▶ _INPUT MATERIAL_
***
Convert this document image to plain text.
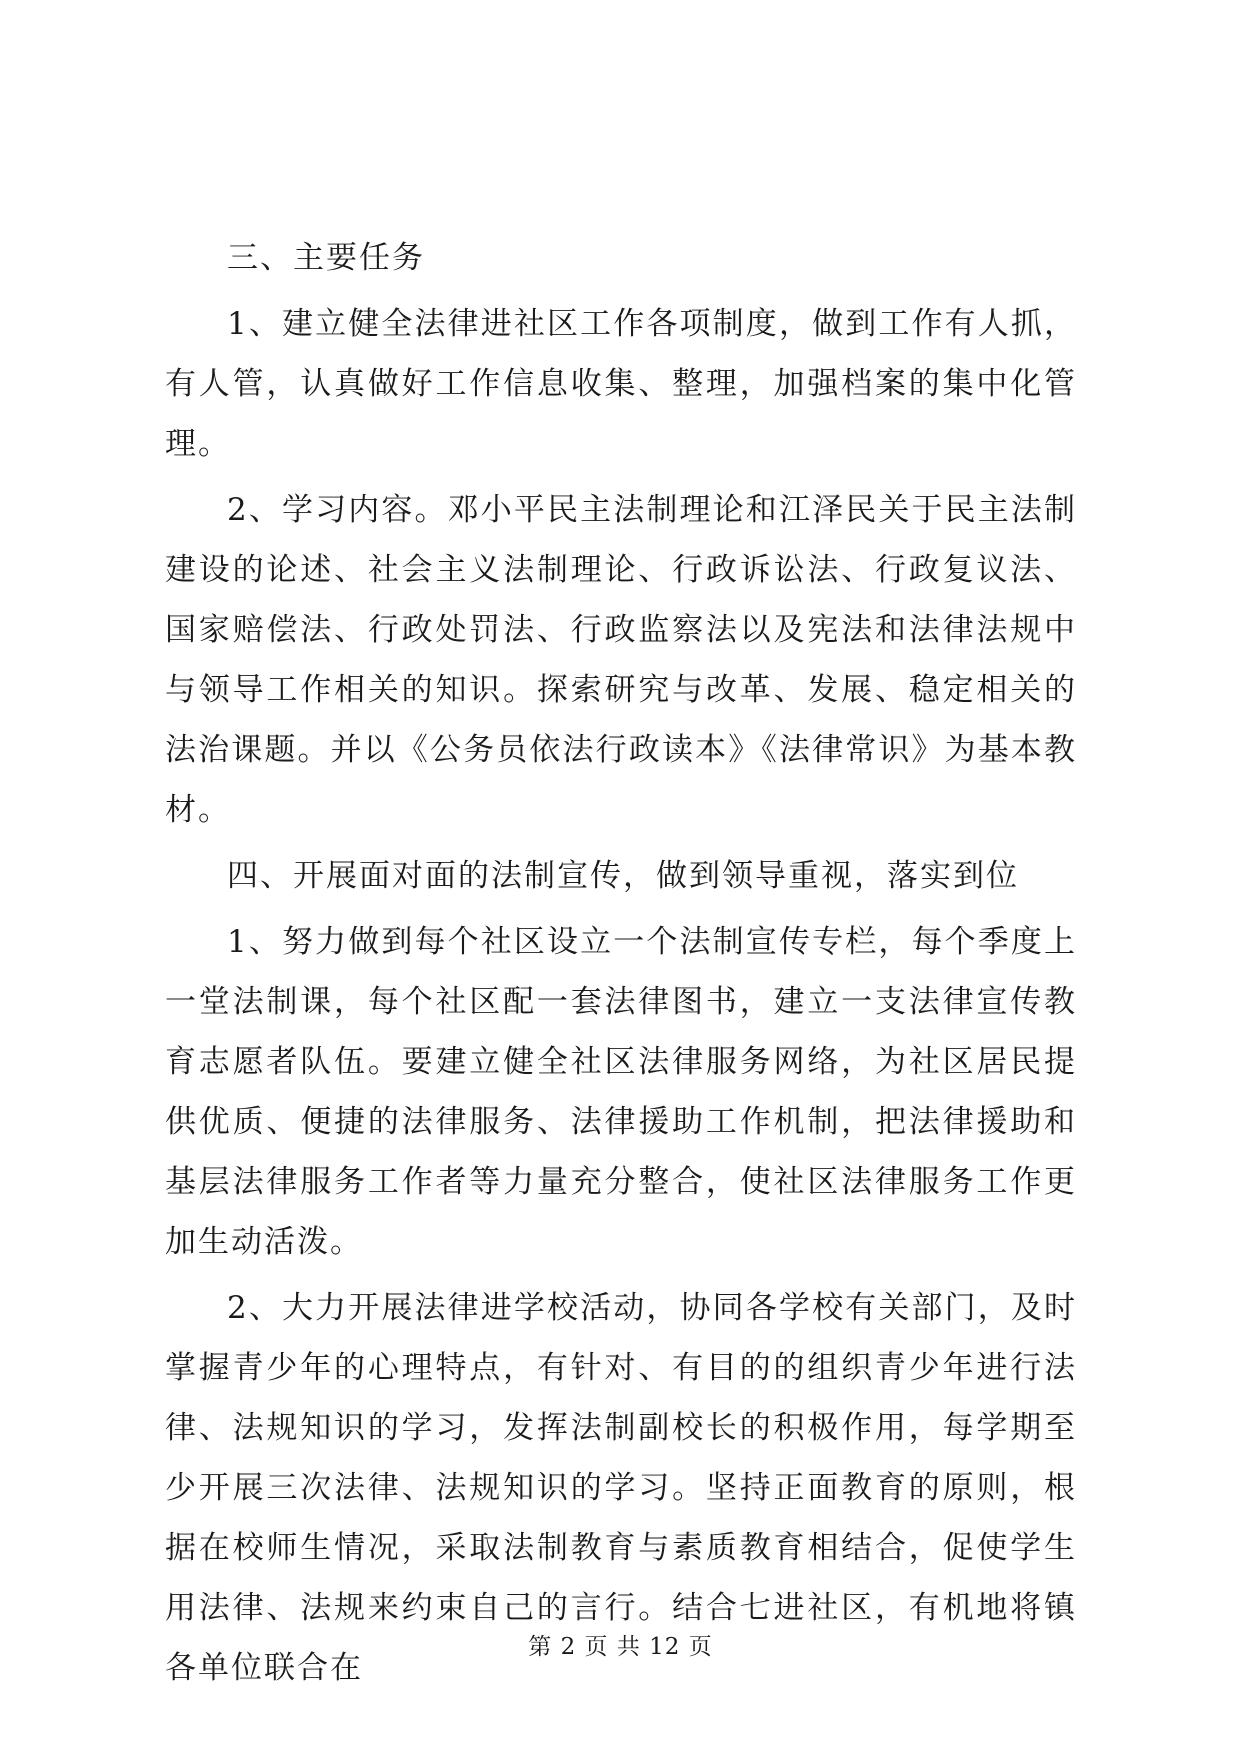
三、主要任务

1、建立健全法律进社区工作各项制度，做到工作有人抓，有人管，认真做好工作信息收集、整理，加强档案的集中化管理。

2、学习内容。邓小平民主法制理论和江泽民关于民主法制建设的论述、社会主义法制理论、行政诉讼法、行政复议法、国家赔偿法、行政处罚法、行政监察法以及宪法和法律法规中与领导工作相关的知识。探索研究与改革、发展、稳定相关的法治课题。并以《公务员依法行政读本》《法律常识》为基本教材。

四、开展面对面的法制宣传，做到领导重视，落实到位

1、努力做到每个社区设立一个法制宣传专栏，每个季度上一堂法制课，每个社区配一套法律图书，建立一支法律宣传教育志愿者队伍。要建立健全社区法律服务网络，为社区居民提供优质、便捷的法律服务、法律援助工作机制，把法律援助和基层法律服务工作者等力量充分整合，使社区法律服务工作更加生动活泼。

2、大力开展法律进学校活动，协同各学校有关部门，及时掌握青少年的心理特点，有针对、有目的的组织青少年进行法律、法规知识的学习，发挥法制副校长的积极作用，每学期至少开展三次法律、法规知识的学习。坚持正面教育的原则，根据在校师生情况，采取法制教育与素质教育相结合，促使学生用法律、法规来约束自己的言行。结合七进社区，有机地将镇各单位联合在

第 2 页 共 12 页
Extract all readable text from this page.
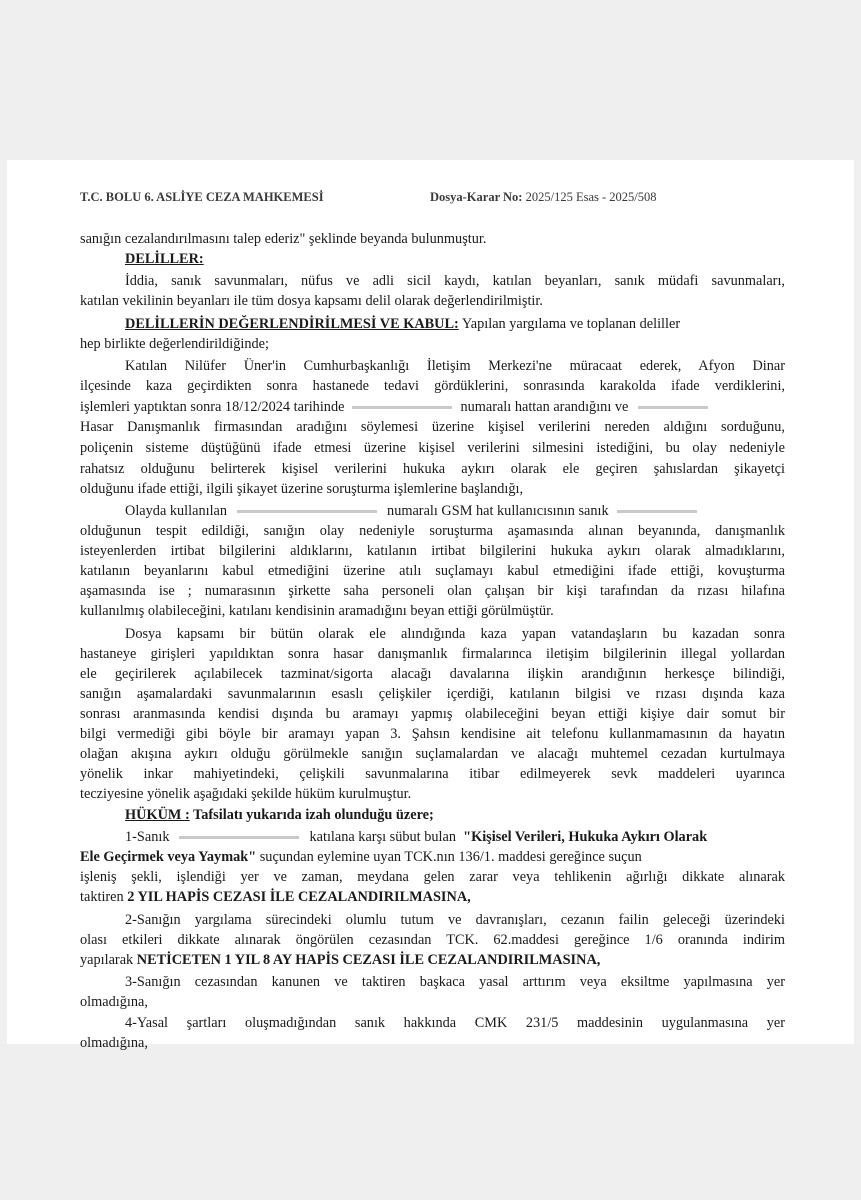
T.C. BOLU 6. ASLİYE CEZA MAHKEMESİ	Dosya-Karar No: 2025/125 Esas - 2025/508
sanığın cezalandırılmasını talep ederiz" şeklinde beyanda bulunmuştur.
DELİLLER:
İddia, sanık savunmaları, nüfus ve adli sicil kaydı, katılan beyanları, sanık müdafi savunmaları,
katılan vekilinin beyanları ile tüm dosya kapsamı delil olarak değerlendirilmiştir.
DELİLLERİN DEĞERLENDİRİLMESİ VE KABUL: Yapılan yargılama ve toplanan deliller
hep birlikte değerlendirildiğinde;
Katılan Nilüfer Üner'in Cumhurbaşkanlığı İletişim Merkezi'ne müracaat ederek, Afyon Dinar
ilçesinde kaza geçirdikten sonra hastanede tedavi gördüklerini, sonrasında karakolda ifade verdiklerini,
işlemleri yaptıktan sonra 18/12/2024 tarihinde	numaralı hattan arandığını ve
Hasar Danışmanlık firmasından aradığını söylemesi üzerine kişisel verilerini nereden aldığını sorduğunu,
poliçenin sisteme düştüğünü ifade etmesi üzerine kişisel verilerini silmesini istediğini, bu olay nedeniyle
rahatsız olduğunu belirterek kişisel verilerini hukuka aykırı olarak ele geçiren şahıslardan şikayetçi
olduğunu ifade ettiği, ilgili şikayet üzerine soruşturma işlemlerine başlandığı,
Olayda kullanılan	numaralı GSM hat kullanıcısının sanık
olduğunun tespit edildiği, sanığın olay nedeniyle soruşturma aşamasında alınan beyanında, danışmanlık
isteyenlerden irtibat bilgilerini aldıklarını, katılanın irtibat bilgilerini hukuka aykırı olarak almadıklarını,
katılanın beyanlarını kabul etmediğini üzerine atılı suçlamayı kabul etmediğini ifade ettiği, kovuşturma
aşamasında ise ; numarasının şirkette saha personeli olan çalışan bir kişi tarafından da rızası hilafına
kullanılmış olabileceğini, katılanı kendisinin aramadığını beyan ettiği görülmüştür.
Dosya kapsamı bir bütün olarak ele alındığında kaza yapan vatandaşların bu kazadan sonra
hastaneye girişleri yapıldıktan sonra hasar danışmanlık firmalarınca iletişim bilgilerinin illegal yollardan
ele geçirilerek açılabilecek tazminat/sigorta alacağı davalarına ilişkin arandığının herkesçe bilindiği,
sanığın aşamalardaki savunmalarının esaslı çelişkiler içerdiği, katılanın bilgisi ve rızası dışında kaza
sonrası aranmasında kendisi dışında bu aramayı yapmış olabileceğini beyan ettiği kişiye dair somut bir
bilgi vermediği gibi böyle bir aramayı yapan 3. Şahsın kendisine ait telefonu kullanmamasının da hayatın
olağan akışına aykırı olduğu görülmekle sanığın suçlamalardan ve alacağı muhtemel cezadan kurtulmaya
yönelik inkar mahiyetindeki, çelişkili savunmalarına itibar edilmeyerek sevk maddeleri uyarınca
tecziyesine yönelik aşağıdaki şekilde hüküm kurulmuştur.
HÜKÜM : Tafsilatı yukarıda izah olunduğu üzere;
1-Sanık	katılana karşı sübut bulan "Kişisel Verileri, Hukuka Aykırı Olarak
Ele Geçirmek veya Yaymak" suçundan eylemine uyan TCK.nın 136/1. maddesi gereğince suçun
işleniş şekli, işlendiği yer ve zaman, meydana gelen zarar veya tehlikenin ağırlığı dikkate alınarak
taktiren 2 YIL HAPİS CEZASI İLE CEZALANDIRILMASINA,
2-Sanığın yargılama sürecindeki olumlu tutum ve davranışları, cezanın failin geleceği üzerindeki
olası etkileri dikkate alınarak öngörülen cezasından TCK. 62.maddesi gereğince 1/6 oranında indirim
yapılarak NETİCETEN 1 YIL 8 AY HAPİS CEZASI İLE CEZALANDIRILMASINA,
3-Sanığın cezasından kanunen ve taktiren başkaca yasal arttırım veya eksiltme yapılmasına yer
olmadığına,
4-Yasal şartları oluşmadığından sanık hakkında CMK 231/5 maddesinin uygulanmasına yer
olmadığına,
***
▶ _STATED PROBLEM_
Set down every record once more, word for word, without pictures.

▶ _ANSWER FOR THIS EXERCISE_
Convert this document image to plain text.
三、主要任务

1、建立健全法律进社区工作各项制度，做到工作有人抓，有人管，认真做好工作信息收集、整理，加强档案的集中化管理。

2、学习内容。邓小平民主法制理论和江泽民关于民主法制建设的论述、社会主义法制理论、行政诉讼法、行政复议法、国家赔偿法、行政处罚法、行政监察法以及宪法和法律法规中与领导工作相关的知识。探索研究与改革、发展、稳定相关的法治课题。并以《公务员依法行政读本》《法律常识》为基本教材。

四、开展面对面的法制宣传，做到领导重视，落实到位

1、努力做到每个社区设立一个法制宣传专栏，每个季度上一堂法制课，每个社区配一套法律图书，建立一支法律宣传教育志愿者队伍。要建立健全社区法律服务网络，为社区居民提供优质、便捷的法律服务、法律援助工作机制，把法律援助和基层法律服务工作者等力量充分整合，使社区法律服务工作更加生动活泼。

2、大力开展法律进学校活动，协同各学校有关部门，及时掌握青少年的心理特点，有针对、有目的的组织青少年进行法律、法规知识的学习，发挥法制副校长的积极作用，每学期至少开展三次法律、法规知识的学习。坚持正面教育的原则，根据在校师生情况，采取法制教育与素质教育相结合，促使学生用法律、法规来约束自己的言行。结合七进社区，有机地将镇各单位联合在

第 2 页 共 12 页
Extract all readable text from this page.
T.C. BOLU 6. ASLİYE CEZA MAHKEMESİ	Dosya-Karar No: 2025/125 Esas - 2025/508
sanığın cezalandırılmasını talep ederiz" şeklinde beyanda bulunmuştur.
DELİLLER:
İddia, sanık savunmaları, nüfus ve adli sicil kaydı, katılan beyanları, sanık müdafi savunmaları,
katılan vekilinin beyanları ile tüm dosya kapsamı delil olarak değerlendirilmiştir.
DELİLLERİN DEĞERLENDİRİLMESİ VE KABUL: Yapılan yargılama ve toplanan deliller
hep birlikte değerlendirildiğinde;
Katılan Nilüfer Üner'in Cumhurbaşkanlığı İletişim Merkezi'ne müracaat ederek, Afyon Dinar
ilçesinde kaza geçirdikten sonra hastanede tedavi gördüklerini, sonrasında karakolda ifade verdiklerini,
işlemleri yaptıktan sonra 18/12/2024 tarihinde	numaralı hattan arandığını ve
Hasar Danışmanlık firmasından aradığını söylemesi üzerine kişisel verilerini nereden aldığını sorduğunu,
poliçenin sisteme düştüğünü ifade etmesi üzerine kişisel verilerini silmesini istediğini, bu olay nedeniyle
rahatsız olduğunu belirterek kişisel verilerini hukuka aykırı olarak ele geçiren şahıslardan şikayetçi
olduğunu ifade ettiği, ilgili şikayet üzerine soruşturma işlemlerine başlandığı,
Olayda kullanılan	numaralı GSM hat kullanıcısının sanık
olduğunun tespit edildiği, sanığın olay nedeniyle soruşturma aşamasında alınan beyanında, danışmanlık
isteyenlerden irtibat bilgilerini aldıklarını, katılanın irtibat bilgilerini hukuka aykırı olarak almadıklarını,
katılanın beyanlarını kabul etmediğini üzerine atılı suçlamayı kabul etmediğini ifade ettiği, kovuşturma
aşamasında ise ; numarasının şirkette saha personeli olan çalışan bir kişi tarafından da rızası hilafına
kullanılmış olabileceğini, katılanı kendisinin aramadığını beyan ettiği görülmüştür.
Dosya kapsamı bir bütün olarak ele alındığında kaza yapan vatandaşların bu kazadan sonra
hastaneye girişleri yapıldıktan sonra hasar danışmanlık firmalarınca iletişim bilgilerinin illegal yollardan
ele geçirilerek açılabilecek tazminat/sigorta alacağı davalarına ilişkin arandığının herkesçe bilindiği,
sanığın aşamalardaki savunmalarının esaslı çelişkiler içerdiği, katılanın bilgisi ve rızası dışında kaza
sonrası aranmasında kendisi dışında bu aramayı yapmış olabileceğini beyan ettiği kişiye dair somut bir
bilgi vermediği gibi böyle bir aramayı yapan 3. Şahsın kendisine ait telefonu kullanmamasının da hayatın
olağan akışına aykırı olduğu görülmekle sanığın suçlamalardan ve alacağı muhtemel cezadan kurtulmaya
yönelik inkar mahiyetindeki, çelişkili savunmalarına itibar edilmeyerek sevk maddeleri uyarınca
tecziyesine yönelik aşağıdaki şekilde hüküm kurulmuştur.
HÜKÜM : Tafsilatı yukarıda izah olunduğu üzere;
1-Sanık	katılana karşı sübut bulan "Kişisel Verileri, Hukuka Aykırı Olarak
Ele Geçirmek veya Yaymak" suçundan eylemine uyan TCK.nın 136/1. maddesi gereğince suçun
işleniş şekli, işlendiği yer ve zaman, meydana gelen zarar veya tehlikenin ağırlığı dikkate alınarak
taktiren 2 YIL HAPİS CEZASI İLE CEZALANDIRILMASINA,
2-Sanığın yargılama sürecindeki olumlu tutum ve davranışları, cezanın failin geleceği üzerindeki
olası etkileri dikkate alınarak öngörülen cezasından TCK. 62.maddesi gereğince 1/6 oranında indirim
yapılarak NETİCETEN 1 YIL 8 AY HAPİS CEZASI İLE CEZALANDIRILMASINA,
3-Sanığın cezasından kanunen ve taktiren başkaca yasal arttırım veya eksiltme yapılmasına yer
olmadığına,
4-Yasal şartları oluşmadığından sanık hakkında CMK 231/5 maddesinin uygulanmasına yer
olmadığına,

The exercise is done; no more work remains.